### Saved entries
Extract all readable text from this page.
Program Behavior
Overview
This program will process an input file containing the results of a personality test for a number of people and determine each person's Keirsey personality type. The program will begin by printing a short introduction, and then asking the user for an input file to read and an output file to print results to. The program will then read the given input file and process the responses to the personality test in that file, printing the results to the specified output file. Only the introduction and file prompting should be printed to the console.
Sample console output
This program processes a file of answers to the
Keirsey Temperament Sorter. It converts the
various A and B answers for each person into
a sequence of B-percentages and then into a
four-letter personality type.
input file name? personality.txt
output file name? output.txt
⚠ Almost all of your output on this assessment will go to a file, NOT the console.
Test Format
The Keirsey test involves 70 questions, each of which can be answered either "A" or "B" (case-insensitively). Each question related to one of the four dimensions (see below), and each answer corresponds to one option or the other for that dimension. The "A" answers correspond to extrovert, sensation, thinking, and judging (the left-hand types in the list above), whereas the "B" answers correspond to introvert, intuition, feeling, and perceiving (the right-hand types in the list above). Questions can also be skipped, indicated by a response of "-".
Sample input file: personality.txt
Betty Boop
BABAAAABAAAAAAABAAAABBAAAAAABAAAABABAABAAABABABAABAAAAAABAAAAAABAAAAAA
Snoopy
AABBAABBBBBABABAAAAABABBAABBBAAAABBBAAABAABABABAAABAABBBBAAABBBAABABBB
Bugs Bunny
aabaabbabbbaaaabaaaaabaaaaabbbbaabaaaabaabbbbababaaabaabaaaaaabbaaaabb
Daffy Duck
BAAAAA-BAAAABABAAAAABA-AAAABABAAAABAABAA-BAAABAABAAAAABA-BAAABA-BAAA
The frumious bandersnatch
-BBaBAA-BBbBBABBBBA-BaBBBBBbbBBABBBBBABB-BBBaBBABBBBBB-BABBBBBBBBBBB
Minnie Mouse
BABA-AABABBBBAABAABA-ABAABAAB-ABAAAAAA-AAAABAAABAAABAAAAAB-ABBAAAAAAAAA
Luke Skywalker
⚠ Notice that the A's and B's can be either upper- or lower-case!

### THE PROBLEM
Word for word, extract all the records.

### TASK OUTPUT
Extract all readable text from this page.
Program Behavior
Overview
This program will process an input file containing the results of a personality test for a number of people and determine each person's Keirsey personality type. The program will begin by printing a short introduction, and then asking the user for an input file to read and an output file to print results to. The program will then read the given input file and process the responses to the personality test in that file, printing the results to the specified output file. Only the introduction and file prompting should be printed to the console.
Sample console output
This program processes a file of answers to the
Keirsey Temperament Sorter. It converts the
various A and B answers for each person into
a sequence of B-percentages and then into a
four-letter personality type.
input file name? personality.txt
output file name? output.txt
⚠ Almost all of your output on this assessment will go to a file, NOT the console.
Test Format
The Keirsey test involves 70 questions, each of which can be answered either "A" or "B" (case-insensitively). Each question related to one of the four dimensions (see below), and each answer corresponds to one option or the other for that dimension. The "A" answers correspond to extrovert, sensation, thinking, and judging (the left-hand types in the list above), whereas the "B" answers correspond to introvert, intuition, feeling, and perceiving (the right-hand types in the list above). Questions can also be skipped, indicated by a response of "-".
Sample input file: personality.txt
Betty Boop
BABAAAABAAAAAAABAAAABBAAAAAABAAAABABAABAAABABABAABAAAAAABAAAAAABAAAAAA
Snoopy
AABBAABBBBBABABAAAAABABBAABBBAAAABBBAAABAABABABAAABAABBBBAAABBBAABABBB
Bugs Bunny
aabaabbabbbaaaabaaaaabaaaaabbbbaabaaaabaabbbbababaaabaabaaaaaabbaaaabb
Daffy Duck
BAAAAA-BAAAABABAAAAABA-AAAABABAAAABAABAA-BAAABAABAAAAABA-BAAABA-BAAA
The frumious bandersnatch
-BBaBAA-BBbBBABBBBA-BaBBBBBbbBBABBBBBABB-BBBaBBABBBBBB-BABBBBBBBBBBB
Minnie Mouse
BABA-AABABBBBAABAABA-ABAABAAB-ABAAAAAA-AAAABAAABAAABAAAAAB-ABBAAAAAAAAA
Luke Skywalker
⚠ Notice that the A's and B's can be either upper- or lower-case!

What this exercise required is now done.